AIM
Determine the number of lines where "وروى" occurs and reply with that number by itself.

MATERIAL SHOWN

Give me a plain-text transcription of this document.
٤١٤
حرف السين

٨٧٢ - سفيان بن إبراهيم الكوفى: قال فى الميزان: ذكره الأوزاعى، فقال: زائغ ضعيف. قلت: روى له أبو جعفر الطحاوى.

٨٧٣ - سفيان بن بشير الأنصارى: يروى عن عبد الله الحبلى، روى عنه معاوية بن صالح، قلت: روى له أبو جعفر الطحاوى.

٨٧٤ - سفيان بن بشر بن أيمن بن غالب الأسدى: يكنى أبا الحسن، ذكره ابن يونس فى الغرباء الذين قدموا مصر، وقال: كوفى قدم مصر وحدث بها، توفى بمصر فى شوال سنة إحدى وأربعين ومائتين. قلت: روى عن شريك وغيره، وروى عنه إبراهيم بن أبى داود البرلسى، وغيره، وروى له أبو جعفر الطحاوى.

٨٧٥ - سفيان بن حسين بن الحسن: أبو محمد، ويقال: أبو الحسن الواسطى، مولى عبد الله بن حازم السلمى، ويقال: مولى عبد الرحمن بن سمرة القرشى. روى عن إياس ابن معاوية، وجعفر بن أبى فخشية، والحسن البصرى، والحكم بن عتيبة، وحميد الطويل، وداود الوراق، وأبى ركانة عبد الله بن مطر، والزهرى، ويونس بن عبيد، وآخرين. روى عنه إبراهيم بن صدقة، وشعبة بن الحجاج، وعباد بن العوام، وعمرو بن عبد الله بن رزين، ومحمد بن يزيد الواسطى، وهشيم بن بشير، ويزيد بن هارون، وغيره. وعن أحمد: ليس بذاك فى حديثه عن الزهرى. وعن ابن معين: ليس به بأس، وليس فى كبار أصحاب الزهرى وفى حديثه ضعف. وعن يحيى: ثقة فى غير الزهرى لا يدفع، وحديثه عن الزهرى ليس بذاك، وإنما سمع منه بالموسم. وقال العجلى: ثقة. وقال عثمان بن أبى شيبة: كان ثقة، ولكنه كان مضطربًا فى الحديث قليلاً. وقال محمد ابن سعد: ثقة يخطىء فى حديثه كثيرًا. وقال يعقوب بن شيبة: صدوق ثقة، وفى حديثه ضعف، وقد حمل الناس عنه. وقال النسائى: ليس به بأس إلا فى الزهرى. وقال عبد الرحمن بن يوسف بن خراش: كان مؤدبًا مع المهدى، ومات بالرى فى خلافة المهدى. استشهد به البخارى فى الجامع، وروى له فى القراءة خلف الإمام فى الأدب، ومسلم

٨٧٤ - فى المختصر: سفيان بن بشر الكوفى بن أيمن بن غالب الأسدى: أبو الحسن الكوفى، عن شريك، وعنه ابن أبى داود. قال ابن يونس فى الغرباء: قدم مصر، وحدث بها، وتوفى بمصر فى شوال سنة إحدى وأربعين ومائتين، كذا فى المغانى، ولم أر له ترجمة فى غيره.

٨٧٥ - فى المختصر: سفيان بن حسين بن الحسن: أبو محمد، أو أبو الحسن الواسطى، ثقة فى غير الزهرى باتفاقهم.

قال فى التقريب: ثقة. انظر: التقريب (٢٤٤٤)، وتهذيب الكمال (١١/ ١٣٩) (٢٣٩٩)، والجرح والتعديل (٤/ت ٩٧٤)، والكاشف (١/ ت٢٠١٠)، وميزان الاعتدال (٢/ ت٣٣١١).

RESPONSE TO THE EXERCISE
2